GOAL >> Copy out every line that contains "centros".

(Extracted records)
════════
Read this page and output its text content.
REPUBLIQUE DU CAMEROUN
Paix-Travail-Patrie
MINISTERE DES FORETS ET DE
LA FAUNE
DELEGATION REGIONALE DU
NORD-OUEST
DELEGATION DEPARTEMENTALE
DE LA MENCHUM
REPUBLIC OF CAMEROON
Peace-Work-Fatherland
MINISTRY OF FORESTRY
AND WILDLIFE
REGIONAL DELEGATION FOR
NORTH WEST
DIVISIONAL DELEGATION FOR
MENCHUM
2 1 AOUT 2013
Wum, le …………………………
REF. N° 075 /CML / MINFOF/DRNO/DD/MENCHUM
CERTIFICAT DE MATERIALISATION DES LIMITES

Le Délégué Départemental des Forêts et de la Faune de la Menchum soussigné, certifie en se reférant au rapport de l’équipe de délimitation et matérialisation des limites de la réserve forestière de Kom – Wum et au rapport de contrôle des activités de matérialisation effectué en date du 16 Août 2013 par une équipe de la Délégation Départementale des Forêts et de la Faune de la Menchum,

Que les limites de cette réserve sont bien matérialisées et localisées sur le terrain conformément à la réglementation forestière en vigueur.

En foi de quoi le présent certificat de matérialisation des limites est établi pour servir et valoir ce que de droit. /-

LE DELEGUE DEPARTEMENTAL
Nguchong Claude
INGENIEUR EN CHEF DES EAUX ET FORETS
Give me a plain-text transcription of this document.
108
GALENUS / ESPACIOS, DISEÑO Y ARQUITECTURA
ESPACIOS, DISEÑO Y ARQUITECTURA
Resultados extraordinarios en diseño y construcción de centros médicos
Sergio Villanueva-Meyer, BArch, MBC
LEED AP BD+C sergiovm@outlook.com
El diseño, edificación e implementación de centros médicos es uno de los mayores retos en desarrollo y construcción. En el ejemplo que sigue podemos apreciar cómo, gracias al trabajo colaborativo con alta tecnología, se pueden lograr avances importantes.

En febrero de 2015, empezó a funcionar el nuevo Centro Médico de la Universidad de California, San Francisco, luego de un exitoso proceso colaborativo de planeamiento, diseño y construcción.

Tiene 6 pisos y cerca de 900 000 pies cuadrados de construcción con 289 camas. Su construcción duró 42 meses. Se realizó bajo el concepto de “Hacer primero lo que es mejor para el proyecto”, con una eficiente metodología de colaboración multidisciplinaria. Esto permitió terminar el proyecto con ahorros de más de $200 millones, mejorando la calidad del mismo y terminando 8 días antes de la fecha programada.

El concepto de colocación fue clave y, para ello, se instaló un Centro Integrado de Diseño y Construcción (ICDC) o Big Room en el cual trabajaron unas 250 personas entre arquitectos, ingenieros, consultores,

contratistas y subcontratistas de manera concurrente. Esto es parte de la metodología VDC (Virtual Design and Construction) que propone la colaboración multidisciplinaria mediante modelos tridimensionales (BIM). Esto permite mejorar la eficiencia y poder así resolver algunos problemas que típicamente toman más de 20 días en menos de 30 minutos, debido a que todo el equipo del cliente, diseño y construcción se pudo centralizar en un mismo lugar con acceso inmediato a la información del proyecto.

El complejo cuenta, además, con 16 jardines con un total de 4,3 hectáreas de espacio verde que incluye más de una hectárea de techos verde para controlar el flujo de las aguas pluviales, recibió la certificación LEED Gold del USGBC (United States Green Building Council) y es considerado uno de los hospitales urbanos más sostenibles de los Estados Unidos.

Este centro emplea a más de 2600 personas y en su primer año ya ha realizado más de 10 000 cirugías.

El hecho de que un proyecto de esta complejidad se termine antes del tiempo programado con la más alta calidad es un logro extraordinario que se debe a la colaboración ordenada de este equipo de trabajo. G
════════
RESPONSE >>
Resultados extraordinarios en diseño y construcción de centros médicos
El diseño, edificación e implementación de centros médicos es uno de los mayores retos en desarrollo y construcción. En el ejemplo que sigue podemos apreciar cómo, gracias al trabajo colaborativo con alta tecnología, se pueden lograr avances importantes.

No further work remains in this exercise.